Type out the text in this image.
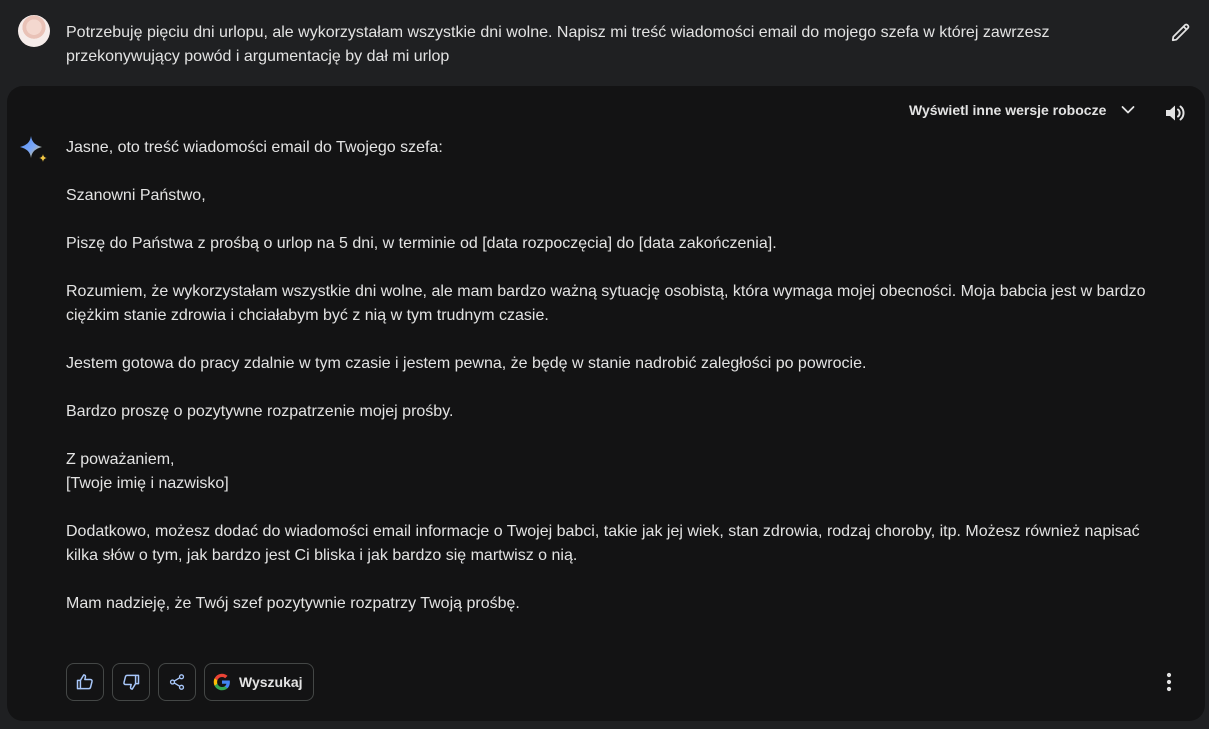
Potrzebuję pięciu dni urlopu, ale wykorzystałam wszystkie dni wolne. Napisz mi treść wiadomości email do mojego szefa w której zawrzesz przekonywujący powód i argumentację by dał mi urlop
Wyświetl inne wersje robocze

Jasne, oto treść wiadomości email do Twojego szefa:

Szanowni Państwo,

Piszę do Państwa z prośbą o urlop na 5 dni, w terminie od [data rozpoczęcia] do [data zakończenia].

Rozumiem, że wykorzystałam wszystkie dni wolne, ale mam bardzo ważną sytuację osobistą, która wymaga mojej obecności. Moja babcia jest w bardzo ciężkim stanie zdrowia i chciałabym być z nią w tym trudnym czasie.

Jestem gotowa do pracy zdalnie w tym czasie i jestem pewna, że będę w stanie nadrobić zaległości po powrocie.

Bardzo proszę o pozytywne rozpatrzenie mojej prośby.

Z poważaniem,

[Twoje imię i nazwisko]

Dodatkowo, możesz dodać do wiadomości email informacje o Twojej babci, takie jak jej wiek, stan zdrowia, rodzaj choroby, itp. Możesz również napisać kilka słów o tym, jak bardzo jest Ci bliska i jak bardzo się martwisz o nią.

Mam nadzieję, że Twój szef pozytywnie rozpatrzy Twoją prośbę.

Wyszukaj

..........

WORK INSTRUCTIONS
Check each line in the listing above for the string "wykorzystałam", then report how many lines contain it, with no other text.

TASK SOLUTION
2